- **INSTRUCTION**: Can you repeat these lines with every "Mittnavn" replaced by "Personal", everything else unchanged and the pictures left out?

-- begin --

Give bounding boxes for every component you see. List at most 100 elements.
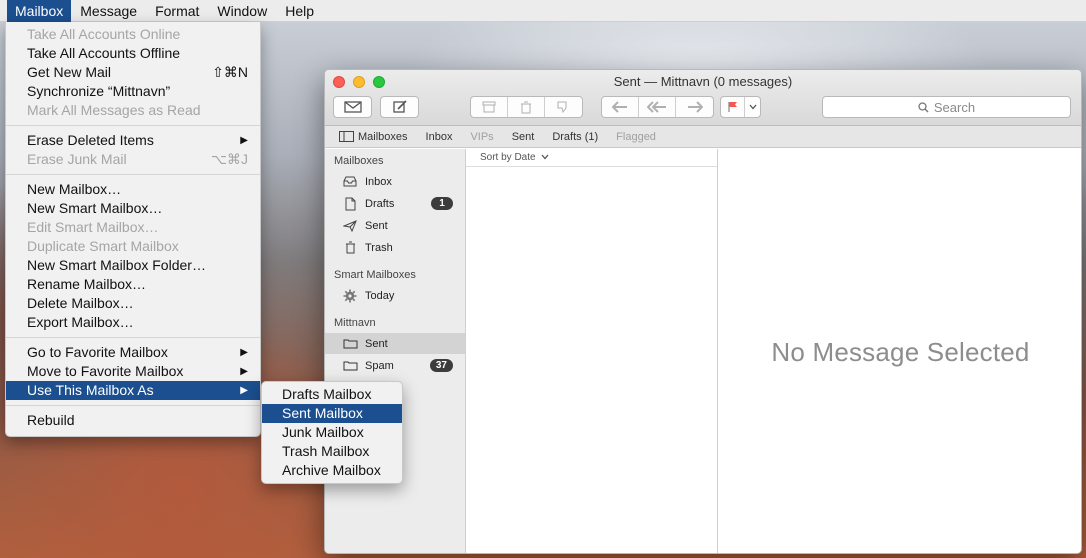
delete-button[interactable] <box>508 97 545 117</box>
reply-all-icon <box>647 101 666 113</box>
sidebar-item-label: Inbox <box>365 175 392 188</box>
window-title: Sent — Mittnavn (0 messages) <box>613 74 793 89</box>
thumbs-down-icon <box>557 101 567 113</box>
flag-button[interactable] <box>721 97 745 117</box>
reply-button[interactable] <box>602 97 639 117</box>
menu-item-label: Duplicate Smart Mailbox <box>27 238 179 254</box>
sidebar-header-account[interactable]: Mittnavn <box>334 317 376 329</box>
menu-item-new-smart-mailbox-folder[interactable]: New Smart Mailbox Folder… <box>6 256 260 275</box>
reply-arrow-icon <box>612 101 627 113</box>
menu-item-edit-smart-mailbox[interactable]: Edit Smart Mailbox… <box>6 218 260 237</box>
archive-button[interactable] <box>471 97 508 117</box>
favorites-vips[interactable]: VIPs <box>470 131 493 143</box>
favorites-flagged[interactable]: Flagged <box>616 131 656 143</box>
sidebar-item-trash[interactable]: Trash <box>325 237 465 258</box>
message-preview-pane: No Message Selected <box>718 149 1081 553</box>
sidebar-item-drafts[interactable]: Drafts 1 <box>325 193 465 214</box>
menu-separator <box>6 337 260 338</box>
sidebar-item-today[interactable]: Today <box>325 285 465 306</box>
no-message-selected-text: No Message Selected <box>771 336 1030 367</box>
menu-item-label: Synchronize “Mittnavn” <box>27 83 171 99</box>
menu-item-label: Take All Accounts Online <box>27 26 181 42</box>
folder-icon <box>342 360 358 371</box>
menu-item-move-to-favorite[interactable]: Move to Favorite Mailbox ▶ <box>6 362 260 381</box>
chevron-down-icon <box>541 154 549 160</box>
menu-item-synchronize[interactable]: Synchronize “Mittnavn” <box>6 82 260 101</box>
favorites-drafts[interactable]: Drafts (1) <box>552 131 598 143</box>
menu-item-get-new-mail[interactable]: Get New Mail ⇧⌘N <box>6 63 260 82</box>
menu-mailbox[interactable]: Mailbox <box>7 0 72 22</box>
sidebar-item-account-spam[interactable]: Spam 37 <box>325 355 465 376</box>
submenu-item-archive-mailbox[interactable]: Archive Mailbox <box>262 461 402 480</box>
mailbox-menu: Take All Accounts Online Take All Accoun… <box>5 22 261 437</box>
search-field[interactable]: Search <box>822 96 1071 118</box>
message-list[interactable]: Sort by Date <box>466 149 718 553</box>
archive-box-icon <box>482 101 496 113</box>
menu-item-new-mailbox[interactable]: New Mailbox… <box>6 180 260 199</box>
submenu-item-sent-mailbox[interactable]: Sent Mailbox <box>262 404 402 423</box>
menu-separator <box>6 405 260 406</box>
menu-window[interactable]: Window <box>208 0 276 22</box>
submenu-arrow-icon: ▶ <box>240 135 248 146</box>
submenu-arrow-icon: ▶ <box>240 366 248 377</box>
use-mailbox-as-submenu: Drafts Mailbox Sent Mailbox Junk Mailbox… <box>261 381 403 484</box>
menu-item-label: Delete Mailbox… <box>27 295 134 311</box>
submenu-item-trash-mailbox[interactable]: Trash Mailbox <box>262 442 402 461</box>
compose-button[interactable] <box>380 96 419 118</box>
favorites-mailboxes-button[interactable]: Mailboxes <box>339 131 408 143</box>
menu-item-label: Go to Favorite Mailbox <box>27 344 168 360</box>
flag-icon <box>727 102 737 112</box>
menu-item-label: Get New Mail <box>27 64 112 80</box>
menu-help[interactable]: Help <box>276 0 323 22</box>
sidebar-item-sent[interactable]: Sent <box>325 215 465 236</box>
sidebar-item-label: Drafts <box>365 197 395 210</box>
reply-all-button[interactable] <box>639 97 676 117</box>
sidebar-item-inbox[interactable]: Inbox <box>325 171 465 192</box>
menu-item-erase-deleted[interactable]: Erase Deleted Items ▶ <box>6 131 260 150</box>
menu-item-go-to-favorite[interactable]: Go to Favorite Mailbox ▶ <box>6 343 260 362</box>
sort-label: Sort by Date <box>480 152 536 163</box>
favorites-mailboxes-label: Mailboxes <box>358 130 408 143</box>
menu-item-label: Export Mailbox… <box>27 314 134 330</box>
submenu-item-junk-mailbox[interactable]: Junk Mailbox <box>262 423 402 442</box>
sidebar-item-account-sent[interactable]: Sent <box>325 333 465 354</box>
menu-separator <box>6 174 260 175</box>
mail-window: Sent — Mittnavn (0 messages) Search Mail… <box>324 69 1082 554</box>
favorites-sent[interactable]: Sent <box>512 131 535 143</box>
menu-item-take-all-offline[interactable]: Take All Accounts Offline <box>6 44 260 63</box>
menu-item-rename-mailbox[interactable]: Rename Mailbox… <box>6 275 260 294</box>
menu-message[interactable]: Message <box>71 0 146 22</box>
menu-item-new-smart-mailbox[interactable]: New Smart Mailbox… <box>6 199 260 218</box>
menu-item-label: Move to Favorite Mailbox <box>27 363 184 379</box>
menu-item-rebuild[interactable]: Rebuild <box>6 411 260 430</box>
submenu-arrow-icon: ▶ <box>240 347 248 358</box>
menu-item-label: Erase Deleted Items <box>27 132 154 148</box>
menu-item-delete-mailbox[interactable]: Delete Mailbox… <box>6 294 260 313</box>
menu-item-erase-junk[interactable]: Erase Junk Mail ⌥⌘J <box>6 150 260 169</box>
favorites-inbox[interactable]: Inbox <box>426 131 453 143</box>
menu-format[interactable]: Format <box>146 0 208 22</box>
title-bar: Sent — Mittnavn (0 messages) Search <box>325 70 1081 126</box>
archive-delete-junk-group <box>470 96 583 118</box>
forward-button[interactable] <box>676 97 713 117</box>
menu-item-label: New Smart Mailbox Folder… <box>27 257 206 273</box>
sort-by-date-button[interactable]: Sort by Date <box>466 149 717 167</box>
menu-item-mark-all-read[interactable]: Mark All Messages as Read <box>6 101 260 120</box>
gear-icon <box>342 289 358 303</box>
get-mail-button[interactable] <box>333 96 372 118</box>
menu-bar: Mailbox Message Format Window Help <box>0 0 1086 22</box>
envelope-icon <box>343 101 362 113</box>
unread-count-badge: 37 <box>429 359 453 372</box>
menu-item-use-this-mailbox-as[interactable]: Use This Mailbox As ▶ <box>6 381 260 400</box>
junk-button[interactable] <box>545 97 582 117</box>
menu-item-duplicate-smart-mailbox[interactable]: Duplicate Smart Mailbox <box>6 237 260 256</box>
sidebar-header-smart-mailboxes[interactable]: Smart Mailboxes <box>334 269 416 281</box>
submenu-item-drafts-mailbox[interactable]: Drafts Mailbox <box>262 385 402 404</box>
forward-arrow-icon <box>687 101 703 113</box>
menu-item-label: New Mailbox… <box>27 181 122 197</box>
trash-icon <box>521 101 531 113</box>
sidebar-header-mailboxes[interactable]: Mailboxes <box>334 155 384 167</box>
menu-item-export-mailbox[interactable]: Export Mailbox… <box>6 313 260 332</box>
flag-color-dropdown[interactable] <box>745 97 760 117</box>
menu-item-take-all-online[interactable]: Take All Accounts Online <box>6 25 260 44</box>
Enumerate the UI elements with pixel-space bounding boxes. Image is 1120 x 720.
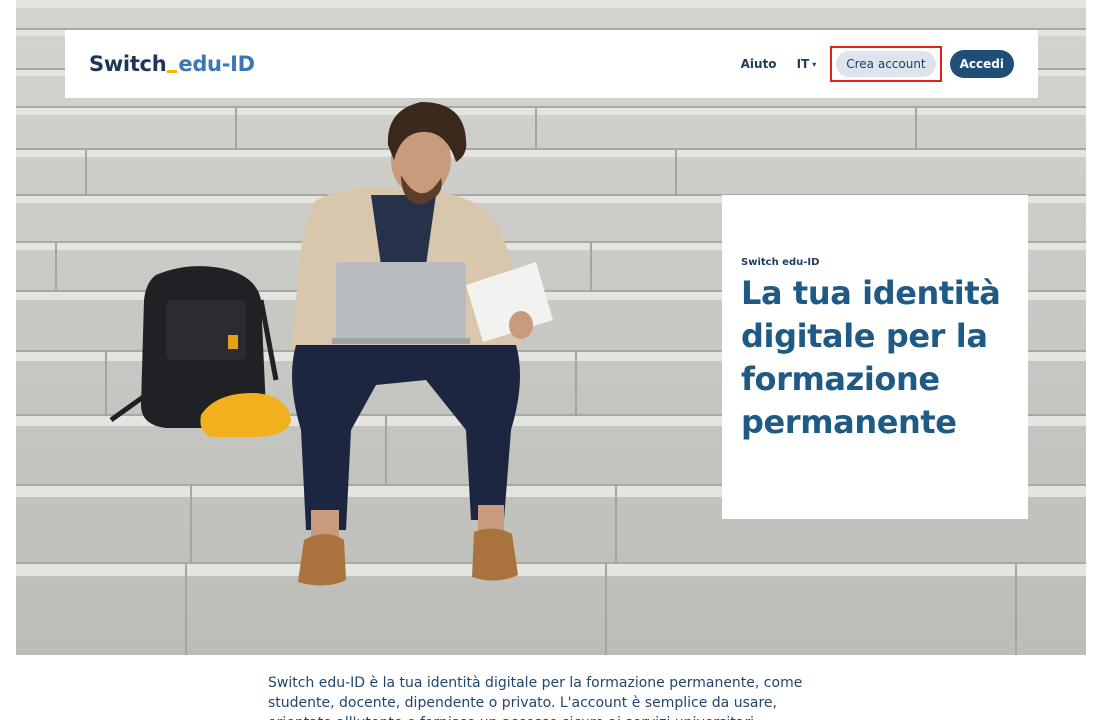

-- end --

- **RESULT OF THE TASK**:
Give bounding boxes for every component you see. List at most 100 elements.
delete-button[interactable] <box>508 97 545 117</box>
reply-all-icon <box>647 101 666 113</box>
sidebar-item-label: Inbox <box>365 175 392 188</box>
window-title: Sent — Personal (0 messages) <box>613 74 793 89</box>
thumbs-down-icon <box>557 101 567 113</box>
flag-button[interactable] <box>721 97 745 117</box>
reply-button[interactable] <box>602 97 639 117</box>
menu-item-label: Duplicate Smart Mailbox <box>27 238 179 254</box>
sidebar-header-account[interactable]: Personal <box>334 317 376 329</box>
menu-item-new-smart-mailbox-folder[interactable]: New Smart Mailbox Folder… <box>6 256 260 275</box>
reply-arrow-icon <box>612 101 627 113</box>
menu-item-edit-smart-mailbox[interactable]: Edit Smart Mailbox… <box>6 218 260 237</box>
archive-button[interactable] <box>471 97 508 117</box>
favorites-vips[interactable]: VIPs <box>470 131 493 143</box>
favorites-flagged[interactable]: Flagged <box>616 131 656 143</box>
sidebar-item-trash[interactable]: Trash <box>325 237 465 258</box>
message-preview-pane: No Message Selected <box>718 149 1081 553</box>
sidebar-item-drafts[interactable]: Drafts 1 <box>325 193 465 214</box>
menu-separator <box>6 337 260 338</box>
sidebar-item-today[interactable]: Today <box>325 285 465 306</box>
no-message-selected-text: No Message Selected <box>771 336 1030 367</box>
menu-item-label: Synchronize “Personal” <box>27 83 171 99</box>
menu-item-label: Take All Accounts Online <box>27 26 181 42</box>
folder-icon <box>342 360 358 371</box>
menu-item-move-to-favorite[interactable]: Move to Favorite Mailbox ▶ <box>6 362 260 381</box>
chevron-down-icon <box>541 154 549 160</box>
menu-item-synchronize[interactable]: Synchronize “Personal” <box>6 82 260 101</box>
favorites-drafts[interactable]: Drafts (1) <box>552 131 598 143</box>
menu-item-get-new-mail[interactable]: Get New Mail ⇧⌘N <box>6 63 260 82</box>
menu-mailbox[interactable]: Mailbox <box>7 0 72 22</box>
sidebar-item-account-spam[interactable]: Spam 37 <box>325 355 465 376</box>
submenu-item-archive-mailbox[interactable]: Archive Mailbox <box>262 461 402 480</box>
mailbox-menu: Take All Accounts Online Take All Accoun… <box>5 22 261 437</box>
search-field[interactable]: Search <box>822 96 1071 118</box>
message-list[interactable]: Sort by Date <box>466 149 718 553</box>
archive-box-icon <box>482 101 496 113</box>
menu-item-new-mailbox[interactable]: New Mailbox… <box>6 180 260 199</box>
submenu-item-sent-mailbox[interactable]: Sent Mailbox <box>262 404 402 423</box>
menu-separator <box>6 405 260 406</box>
menu-window[interactable]: Window <box>208 0 276 22</box>
submenu-arrow-icon: ▶ <box>240 135 248 146</box>
submenu-arrow-icon: ▶ <box>240 366 248 377</box>
use-mailbox-as-submenu: Drafts Mailbox Sent Mailbox Junk Mailbox… <box>261 381 403 484</box>
menu-item-label: Delete Mailbox… <box>27 295 134 311</box>
submenu-item-trash-mailbox[interactable]: Trash Mailbox <box>262 442 402 461</box>
compose-button[interactable] <box>380 96 419 118</box>
favorites-mailboxes-button[interactable]: Mailboxes <box>339 131 408 143</box>
menu-item-label: Go to Favorite Mailbox <box>27 344 168 360</box>
flag-icon <box>727 102 737 112</box>
menu-item-label: Get New Mail <box>27 64 112 80</box>
menu-help[interactable]: Help <box>276 0 323 22</box>
sidebar-item-sent[interactable]: Sent <box>325 215 465 236</box>
sidebar-item-label: Drafts <box>365 197 395 210</box>
reply-all-button[interactable] <box>639 97 676 117</box>
sidebar-item-inbox[interactable]: Inbox <box>325 171 465 192</box>
menu-item-erase-deleted[interactable]: Erase Deleted Items ▶ <box>6 131 260 150</box>
menu-item-go-to-favorite[interactable]: Go to Favorite Mailbox ▶ <box>6 343 260 362</box>
sort-label: Sort by Date <box>480 152 536 163</box>
favorites-mailboxes-label: Mailboxes <box>358 130 408 143</box>
menu-item-label: Export Mailbox… <box>27 314 134 330</box>
submenu-item-junk-mailbox[interactable]: Junk Mailbox <box>262 423 402 442</box>
sidebar-item-account-sent[interactable]: Sent <box>325 333 465 354</box>
menu-separator <box>6 174 260 175</box>
mail-window: Sent — Personal (0 messages) Search Mail… <box>324 69 1082 554</box>
favorites-sent[interactable]: Sent <box>512 131 535 143</box>
menu-item-take-all-offline[interactable]: Take All Accounts Offline <box>6 44 260 63</box>
menu-item-rename-mailbox[interactable]: Rename Mailbox… <box>6 275 260 294</box>
menu-message[interactable]: Message <box>71 0 146 22</box>
menu-item-new-smart-mailbox[interactable]: New Smart Mailbox… <box>6 199 260 218</box>
menu-item-label: Move to Favorite Mailbox <box>27 363 184 379</box>
menu-item-rebuild[interactable]: Rebuild <box>6 411 260 430</box>
submenu-arrow-icon: ▶ <box>240 347 248 358</box>
menu-item-label: Erase Deleted Items <box>27 132 154 148</box>
menu-item-delete-mailbox[interactable]: Delete Mailbox… <box>6 294 260 313</box>
menu-item-erase-junk[interactable]: Erase Junk Mail ⌥⌘J <box>6 150 260 169</box>
favorites-inbox[interactable]: Inbox <box>426 131 453 143</box>
menu-format[interactable]: Format <box>146 0 208 22</box>
title-bar: Sent — Personal (0 messages) Search <box>325 70 1081 126</box>
archive-delete-junk-group <box>470 96 583 118</box>
forward-button[interactable] <box>676 97 713 117</box>
menu-item-label: New Smart Mailbox Folder… <box>27 257 206 273</box>
sort-by-date-button[interactable]: Sort by Date <box>466 149 717 167</box>
menu-item-mark-all-read[interactable]: Mark All Messages as Read <box>6 101 260 120</box>
gear-icon <box>342 289 358 303</box>
get-mail-button[interactable] <box>333 96 372 118</box>
menu-bar: Mailbox Message Format Window Help <box>0 0 1086 22</box>
envelope-icon <box>343 101 362 113</box>
unread-count-badge: 37 <box>429 359 453 372</box>
menu-item-use-this-mailbox-as[interactable]: Use This Mailbox As ▶ <box>6 381 260 400</box>
junk-button[interactable] <box>545 97 582 117</box>
menu-item-duplicate-smart-mailbox[interactable]: Duplicate Smart Mailbox <box>6 237 260 256</box>
sidebar-header-smart-mailboxes[interactable]: Smart Mailboxes <box>334 269 416 281</box>
submenu-item-drafts-mailbox[interactable]: Drafts Mailbox <box>262 385 402 404</box>
forward-arrow-icon <box>687 101 703 113</box>
menu-item-label: New Mailbox… <box>27 181 122 197</box>
trash-icon <box>521 101 531 113</box>
sidebar-header-mailboxes[interactable]: Mailboxes <box>334 155 384 167</box>
menu-item-export-mailbox[interactable]: Export Mailbox… <box>6 313 260 332</box>
flag-color-dropdown[interactable] <box>745 97 760 117</box>
menu-item-take-all-online[interactable]: Take All Accounts Online <box>6 25 260 44</box>
Enumerate the UI elements with pixel-space bounding boxes. Image is 1120 x 720.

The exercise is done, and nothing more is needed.